> **RECORD SET**:

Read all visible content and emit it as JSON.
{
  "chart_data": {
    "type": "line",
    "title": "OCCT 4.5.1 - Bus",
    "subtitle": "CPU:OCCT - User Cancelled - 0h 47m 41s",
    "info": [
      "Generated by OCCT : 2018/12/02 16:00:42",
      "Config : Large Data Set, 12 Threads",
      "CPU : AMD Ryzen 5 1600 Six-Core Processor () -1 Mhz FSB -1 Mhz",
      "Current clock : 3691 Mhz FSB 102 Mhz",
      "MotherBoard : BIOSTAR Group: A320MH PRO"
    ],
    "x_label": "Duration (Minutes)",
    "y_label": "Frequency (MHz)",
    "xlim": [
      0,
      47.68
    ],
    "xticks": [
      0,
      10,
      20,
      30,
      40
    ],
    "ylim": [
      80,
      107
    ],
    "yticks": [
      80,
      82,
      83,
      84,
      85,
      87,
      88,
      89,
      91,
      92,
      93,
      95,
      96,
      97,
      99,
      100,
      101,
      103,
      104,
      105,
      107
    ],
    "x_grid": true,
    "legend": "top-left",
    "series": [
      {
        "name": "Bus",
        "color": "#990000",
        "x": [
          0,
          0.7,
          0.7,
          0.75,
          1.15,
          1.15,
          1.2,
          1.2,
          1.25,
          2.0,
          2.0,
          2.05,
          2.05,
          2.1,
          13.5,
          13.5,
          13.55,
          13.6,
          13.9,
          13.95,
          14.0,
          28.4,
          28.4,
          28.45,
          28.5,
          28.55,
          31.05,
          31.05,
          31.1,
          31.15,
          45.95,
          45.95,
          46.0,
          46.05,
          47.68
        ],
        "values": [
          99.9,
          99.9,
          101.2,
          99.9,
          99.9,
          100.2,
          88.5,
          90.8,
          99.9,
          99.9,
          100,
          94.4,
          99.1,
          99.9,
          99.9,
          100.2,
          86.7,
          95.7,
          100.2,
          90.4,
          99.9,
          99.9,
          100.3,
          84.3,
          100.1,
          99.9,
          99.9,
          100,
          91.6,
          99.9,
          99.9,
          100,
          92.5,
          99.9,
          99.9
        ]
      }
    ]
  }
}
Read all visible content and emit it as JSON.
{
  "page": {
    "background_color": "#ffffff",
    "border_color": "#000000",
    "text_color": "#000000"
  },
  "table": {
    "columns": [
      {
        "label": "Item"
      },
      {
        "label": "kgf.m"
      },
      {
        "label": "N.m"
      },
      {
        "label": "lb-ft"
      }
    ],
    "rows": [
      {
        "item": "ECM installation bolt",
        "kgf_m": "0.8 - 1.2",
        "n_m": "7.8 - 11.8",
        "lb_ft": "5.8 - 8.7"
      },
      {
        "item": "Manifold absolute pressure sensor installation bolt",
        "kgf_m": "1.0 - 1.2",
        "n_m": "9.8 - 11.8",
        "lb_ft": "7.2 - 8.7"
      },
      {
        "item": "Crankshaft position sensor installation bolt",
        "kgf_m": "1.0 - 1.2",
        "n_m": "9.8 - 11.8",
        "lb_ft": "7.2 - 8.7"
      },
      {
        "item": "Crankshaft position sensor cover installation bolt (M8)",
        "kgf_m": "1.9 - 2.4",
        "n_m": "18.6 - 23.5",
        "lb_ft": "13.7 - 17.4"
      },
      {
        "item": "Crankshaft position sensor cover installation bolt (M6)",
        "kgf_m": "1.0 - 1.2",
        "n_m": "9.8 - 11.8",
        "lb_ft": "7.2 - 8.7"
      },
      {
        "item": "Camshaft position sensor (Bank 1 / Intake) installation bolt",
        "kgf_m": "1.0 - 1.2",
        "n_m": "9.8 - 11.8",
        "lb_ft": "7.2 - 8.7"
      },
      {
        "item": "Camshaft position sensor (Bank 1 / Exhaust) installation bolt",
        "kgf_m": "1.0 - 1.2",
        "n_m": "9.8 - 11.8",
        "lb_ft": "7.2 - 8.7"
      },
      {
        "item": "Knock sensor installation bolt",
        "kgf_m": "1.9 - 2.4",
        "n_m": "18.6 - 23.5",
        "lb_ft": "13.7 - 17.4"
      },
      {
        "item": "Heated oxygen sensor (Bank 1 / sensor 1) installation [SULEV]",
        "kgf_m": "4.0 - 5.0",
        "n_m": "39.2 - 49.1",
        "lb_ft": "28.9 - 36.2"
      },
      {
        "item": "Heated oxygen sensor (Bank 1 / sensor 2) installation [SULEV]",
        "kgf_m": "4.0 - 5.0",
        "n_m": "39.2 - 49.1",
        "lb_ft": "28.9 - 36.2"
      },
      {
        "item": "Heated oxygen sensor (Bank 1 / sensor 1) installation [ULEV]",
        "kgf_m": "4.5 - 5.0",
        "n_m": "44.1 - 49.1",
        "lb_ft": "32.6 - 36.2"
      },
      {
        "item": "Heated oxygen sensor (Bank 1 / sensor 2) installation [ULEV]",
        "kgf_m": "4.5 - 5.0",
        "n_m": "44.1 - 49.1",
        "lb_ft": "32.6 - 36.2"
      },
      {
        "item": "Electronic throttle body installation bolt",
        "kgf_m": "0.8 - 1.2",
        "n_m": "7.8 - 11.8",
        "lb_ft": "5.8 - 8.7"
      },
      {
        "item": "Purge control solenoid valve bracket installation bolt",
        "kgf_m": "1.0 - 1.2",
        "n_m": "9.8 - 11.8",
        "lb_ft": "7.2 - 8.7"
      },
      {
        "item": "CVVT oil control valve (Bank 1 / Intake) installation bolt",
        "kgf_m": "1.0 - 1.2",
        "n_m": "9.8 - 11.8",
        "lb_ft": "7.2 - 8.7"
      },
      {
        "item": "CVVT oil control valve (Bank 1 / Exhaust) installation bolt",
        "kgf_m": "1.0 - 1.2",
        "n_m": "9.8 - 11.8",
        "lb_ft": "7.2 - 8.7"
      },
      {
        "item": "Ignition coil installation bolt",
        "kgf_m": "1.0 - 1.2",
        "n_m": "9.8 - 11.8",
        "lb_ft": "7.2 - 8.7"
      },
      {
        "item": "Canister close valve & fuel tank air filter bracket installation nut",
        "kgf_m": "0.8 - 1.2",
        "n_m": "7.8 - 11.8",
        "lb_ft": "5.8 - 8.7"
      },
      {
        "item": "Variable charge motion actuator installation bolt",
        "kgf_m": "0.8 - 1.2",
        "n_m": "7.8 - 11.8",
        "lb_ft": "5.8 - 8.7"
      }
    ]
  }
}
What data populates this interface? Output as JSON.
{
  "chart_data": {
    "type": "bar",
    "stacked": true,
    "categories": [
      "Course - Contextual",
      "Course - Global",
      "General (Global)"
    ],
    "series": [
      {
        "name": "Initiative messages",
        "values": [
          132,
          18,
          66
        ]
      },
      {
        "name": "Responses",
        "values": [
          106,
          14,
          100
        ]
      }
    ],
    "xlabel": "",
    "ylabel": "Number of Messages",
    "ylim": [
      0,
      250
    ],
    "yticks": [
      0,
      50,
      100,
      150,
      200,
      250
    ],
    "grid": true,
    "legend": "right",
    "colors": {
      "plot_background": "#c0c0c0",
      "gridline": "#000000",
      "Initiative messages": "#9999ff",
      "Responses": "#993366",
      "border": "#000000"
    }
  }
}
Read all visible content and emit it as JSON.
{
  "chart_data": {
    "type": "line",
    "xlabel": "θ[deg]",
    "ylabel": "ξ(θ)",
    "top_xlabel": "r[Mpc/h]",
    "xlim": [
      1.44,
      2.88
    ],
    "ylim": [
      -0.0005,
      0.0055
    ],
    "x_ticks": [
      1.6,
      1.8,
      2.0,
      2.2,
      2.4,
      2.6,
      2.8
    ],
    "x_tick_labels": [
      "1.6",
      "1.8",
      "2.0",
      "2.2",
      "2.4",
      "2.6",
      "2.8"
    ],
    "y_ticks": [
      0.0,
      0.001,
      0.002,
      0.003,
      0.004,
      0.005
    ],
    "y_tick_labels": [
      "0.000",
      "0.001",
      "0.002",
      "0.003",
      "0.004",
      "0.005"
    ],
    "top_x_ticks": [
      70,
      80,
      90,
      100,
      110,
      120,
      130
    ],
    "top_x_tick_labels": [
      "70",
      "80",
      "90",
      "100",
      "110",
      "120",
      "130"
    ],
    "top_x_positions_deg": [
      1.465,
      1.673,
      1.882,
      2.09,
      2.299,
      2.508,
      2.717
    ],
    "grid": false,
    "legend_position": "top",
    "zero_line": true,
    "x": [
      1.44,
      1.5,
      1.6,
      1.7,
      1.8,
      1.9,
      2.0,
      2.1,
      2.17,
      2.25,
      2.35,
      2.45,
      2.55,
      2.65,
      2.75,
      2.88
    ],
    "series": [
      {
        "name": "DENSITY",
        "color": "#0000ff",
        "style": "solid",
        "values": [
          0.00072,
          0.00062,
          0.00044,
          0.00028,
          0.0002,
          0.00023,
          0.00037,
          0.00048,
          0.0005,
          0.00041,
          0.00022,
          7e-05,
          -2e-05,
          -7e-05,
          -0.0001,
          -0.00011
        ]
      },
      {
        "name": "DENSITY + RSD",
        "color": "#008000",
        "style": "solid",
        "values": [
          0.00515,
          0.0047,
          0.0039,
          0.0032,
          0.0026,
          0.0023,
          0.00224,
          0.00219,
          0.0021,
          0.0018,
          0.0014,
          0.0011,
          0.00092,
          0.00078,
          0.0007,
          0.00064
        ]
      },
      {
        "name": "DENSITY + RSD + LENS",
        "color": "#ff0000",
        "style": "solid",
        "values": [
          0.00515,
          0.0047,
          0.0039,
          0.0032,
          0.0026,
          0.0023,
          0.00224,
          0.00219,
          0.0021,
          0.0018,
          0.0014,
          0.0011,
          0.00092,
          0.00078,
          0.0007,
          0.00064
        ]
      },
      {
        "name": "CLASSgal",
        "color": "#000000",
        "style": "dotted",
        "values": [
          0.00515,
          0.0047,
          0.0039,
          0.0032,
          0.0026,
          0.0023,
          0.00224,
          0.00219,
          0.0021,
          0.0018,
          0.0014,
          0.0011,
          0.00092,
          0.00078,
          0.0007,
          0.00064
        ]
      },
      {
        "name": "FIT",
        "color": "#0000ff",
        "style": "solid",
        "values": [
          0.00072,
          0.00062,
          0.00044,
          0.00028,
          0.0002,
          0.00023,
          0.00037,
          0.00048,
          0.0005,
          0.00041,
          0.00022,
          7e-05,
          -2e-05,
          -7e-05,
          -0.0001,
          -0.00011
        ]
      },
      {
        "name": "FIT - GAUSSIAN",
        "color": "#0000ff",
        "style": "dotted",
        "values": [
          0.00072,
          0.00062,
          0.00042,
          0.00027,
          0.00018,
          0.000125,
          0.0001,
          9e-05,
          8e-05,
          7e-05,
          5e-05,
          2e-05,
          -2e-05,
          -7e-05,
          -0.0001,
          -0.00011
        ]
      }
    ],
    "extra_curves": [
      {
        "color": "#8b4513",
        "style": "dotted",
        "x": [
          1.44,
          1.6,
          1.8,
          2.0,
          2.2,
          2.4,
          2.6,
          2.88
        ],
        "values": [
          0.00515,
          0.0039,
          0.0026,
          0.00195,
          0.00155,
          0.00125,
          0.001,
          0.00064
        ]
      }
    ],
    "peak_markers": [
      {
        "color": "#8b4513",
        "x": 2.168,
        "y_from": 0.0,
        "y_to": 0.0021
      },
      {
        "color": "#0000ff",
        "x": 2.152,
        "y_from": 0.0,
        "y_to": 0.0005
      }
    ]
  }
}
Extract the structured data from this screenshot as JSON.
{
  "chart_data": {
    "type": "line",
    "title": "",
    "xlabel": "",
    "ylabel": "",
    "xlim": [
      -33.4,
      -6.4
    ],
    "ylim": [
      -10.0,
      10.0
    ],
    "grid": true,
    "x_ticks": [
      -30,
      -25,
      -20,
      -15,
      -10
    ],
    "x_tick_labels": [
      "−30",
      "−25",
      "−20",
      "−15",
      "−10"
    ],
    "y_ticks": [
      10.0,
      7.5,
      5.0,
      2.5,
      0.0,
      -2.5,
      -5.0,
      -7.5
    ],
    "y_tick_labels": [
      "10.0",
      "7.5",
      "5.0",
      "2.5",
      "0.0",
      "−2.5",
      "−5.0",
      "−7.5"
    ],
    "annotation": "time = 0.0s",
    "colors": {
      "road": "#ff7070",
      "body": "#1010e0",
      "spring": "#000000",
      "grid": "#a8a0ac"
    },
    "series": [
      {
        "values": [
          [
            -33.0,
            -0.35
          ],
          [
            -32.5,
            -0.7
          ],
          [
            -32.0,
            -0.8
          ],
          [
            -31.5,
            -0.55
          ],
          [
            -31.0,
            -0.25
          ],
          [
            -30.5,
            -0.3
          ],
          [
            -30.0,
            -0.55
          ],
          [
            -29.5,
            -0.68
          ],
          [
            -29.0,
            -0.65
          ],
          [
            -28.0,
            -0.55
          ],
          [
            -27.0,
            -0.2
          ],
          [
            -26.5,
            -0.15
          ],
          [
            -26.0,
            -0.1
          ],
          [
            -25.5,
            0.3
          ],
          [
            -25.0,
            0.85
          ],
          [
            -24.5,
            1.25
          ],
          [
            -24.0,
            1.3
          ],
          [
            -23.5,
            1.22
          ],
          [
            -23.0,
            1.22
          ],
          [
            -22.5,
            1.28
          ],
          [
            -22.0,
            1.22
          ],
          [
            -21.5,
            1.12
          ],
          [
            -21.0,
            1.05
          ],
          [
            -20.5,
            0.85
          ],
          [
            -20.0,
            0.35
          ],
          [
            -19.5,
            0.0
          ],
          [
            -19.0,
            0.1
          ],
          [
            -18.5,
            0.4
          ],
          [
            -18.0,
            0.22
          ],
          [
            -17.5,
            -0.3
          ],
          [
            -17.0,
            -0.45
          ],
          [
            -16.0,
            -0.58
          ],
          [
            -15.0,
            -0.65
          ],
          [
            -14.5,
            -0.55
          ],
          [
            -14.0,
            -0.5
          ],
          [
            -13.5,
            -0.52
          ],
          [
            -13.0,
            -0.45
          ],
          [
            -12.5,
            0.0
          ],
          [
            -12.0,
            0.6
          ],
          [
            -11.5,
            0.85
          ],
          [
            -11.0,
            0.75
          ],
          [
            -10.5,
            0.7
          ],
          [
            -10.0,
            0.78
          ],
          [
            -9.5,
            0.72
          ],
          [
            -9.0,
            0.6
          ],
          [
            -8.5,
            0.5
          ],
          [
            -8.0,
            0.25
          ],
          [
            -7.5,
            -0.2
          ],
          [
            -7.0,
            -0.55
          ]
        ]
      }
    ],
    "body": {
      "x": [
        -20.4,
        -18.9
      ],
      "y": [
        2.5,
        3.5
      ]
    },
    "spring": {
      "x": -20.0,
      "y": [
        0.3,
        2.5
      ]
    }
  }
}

> **WHAT THE EXERCISE ASKS**: Isolate each line of the listing above that includes "Exhaust". Copy it.

> **RESULT OF THIS EXERCISE**:
        "item": "Camshaft position sensor (Bank 1 / Exhaust) installation bolt",
        "item": "CVVT oil control valve (Bank 1 / Exhaust) installation bolt",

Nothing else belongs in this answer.